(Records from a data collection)
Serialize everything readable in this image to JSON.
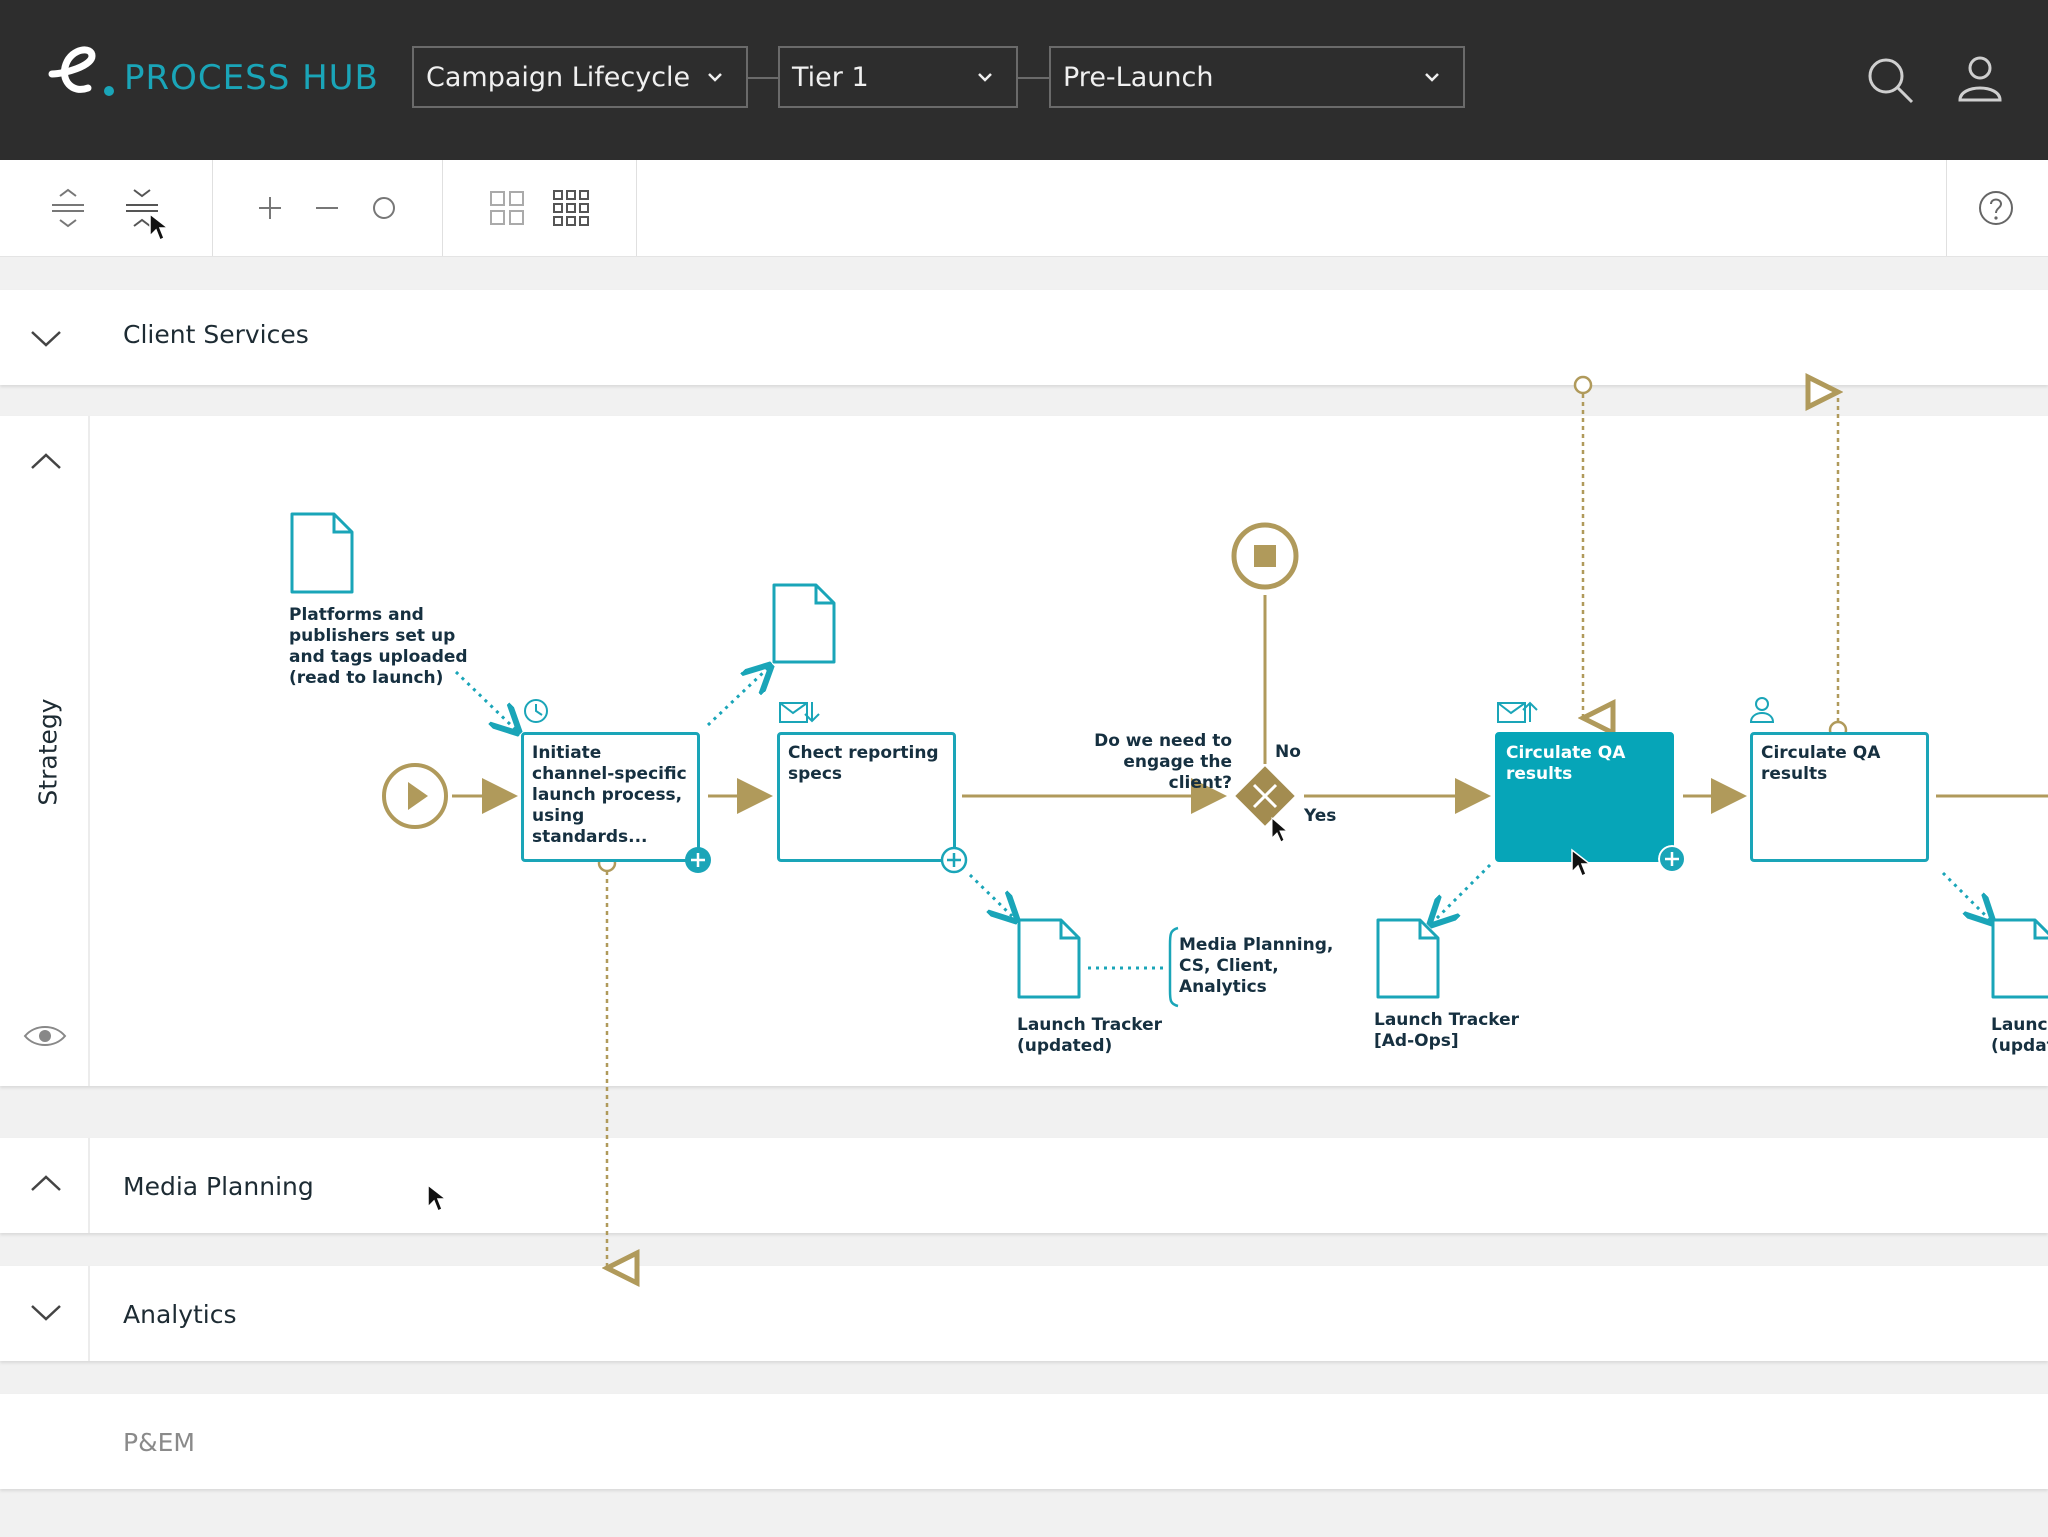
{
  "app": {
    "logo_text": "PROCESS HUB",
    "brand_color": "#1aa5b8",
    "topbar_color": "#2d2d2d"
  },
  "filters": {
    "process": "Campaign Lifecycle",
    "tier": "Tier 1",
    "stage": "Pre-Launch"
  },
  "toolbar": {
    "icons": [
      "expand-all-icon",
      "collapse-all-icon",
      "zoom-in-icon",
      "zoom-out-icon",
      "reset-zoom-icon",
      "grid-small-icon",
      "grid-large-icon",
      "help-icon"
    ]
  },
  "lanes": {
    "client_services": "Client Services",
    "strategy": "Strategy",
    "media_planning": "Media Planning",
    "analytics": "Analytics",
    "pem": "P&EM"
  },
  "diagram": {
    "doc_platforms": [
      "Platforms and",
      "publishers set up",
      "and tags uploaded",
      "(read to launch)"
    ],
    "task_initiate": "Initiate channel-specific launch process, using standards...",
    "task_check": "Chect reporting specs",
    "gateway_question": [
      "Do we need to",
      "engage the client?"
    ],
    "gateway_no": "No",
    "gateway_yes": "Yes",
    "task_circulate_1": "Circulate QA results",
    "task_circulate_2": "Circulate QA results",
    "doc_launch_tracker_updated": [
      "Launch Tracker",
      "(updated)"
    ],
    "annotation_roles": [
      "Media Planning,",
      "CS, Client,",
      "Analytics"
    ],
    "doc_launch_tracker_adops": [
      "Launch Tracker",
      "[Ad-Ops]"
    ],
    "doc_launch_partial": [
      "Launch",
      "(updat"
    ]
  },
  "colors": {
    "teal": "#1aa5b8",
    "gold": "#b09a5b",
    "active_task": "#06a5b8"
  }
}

*DIRECTIVE:* Transcribe the records word for word and include no pictures.

*OUTPUT OF THE TASK:*
Serialize everything readable in this image to JSON.
{
  "app": {
    "logo_text": "PROCESS HUB",
    "brand_color": "#1aa5b8",
    "topbar_color": "#2d2d2d"
  },
  "filters": {
    "process": "Campaign Lifecycle",
    "tier": "Tier 1",
    "stage": "Pre-Launch"
  },
  "toolbar": {
    "icons": [
      "expand-all-icon",
      "collapse-all-icon",
      "zoom-in-icon",
      "zoom-out-icon",
      "reset-zoom-icon",
      "grid-small-icon",
      "grid-large-icon",
      "help-icon"
    ]
  },
  "lanes": {
    "client_services": "Client Services",
    "strategy": "Strategy",
    "media_planning": "Media Planning",
    "analytics": "Analytics",
    "pem": "P&EM"
  },
  "diagram": {
    "doc_platforms": [
      "Platforms and",
      "publishers set up",
      "and tags uploaded",
      "(read to launch)"
    ],
    "task_initiate": "Initiate channel-specific launch process, using standards...",
    "task_check": "Chect reporting specs",
    "gateway_question": [
      "Do we need to",
      "engage the client?"
    ],
    "gateway_no": "No",
    "gateway_yes": "Yes",
    "task_circulate_1": "Circulate QA results",
    "task_circulate_2": "Circulate QA results",
    "doc_launch_tracker_updated": [
      "Launch Tracker",
      "(updated)"
    ],
    "annotation_roles": [
      "Media Planning,",
      "CS, Client,",
      "Analytics"
    ],
    "doc_launch_tracker_adops": [
      "Launch Tracker",
      "[Ad-Ops]"
    ],
    "doc_launch_partial": [
      "Launch",
      "(updat"
    ]
  },
  "colors": {
    "teal": "#1aa5b8",
    "gold": "#b09a5b",
    "active_task": "#06a5b8"
  }
}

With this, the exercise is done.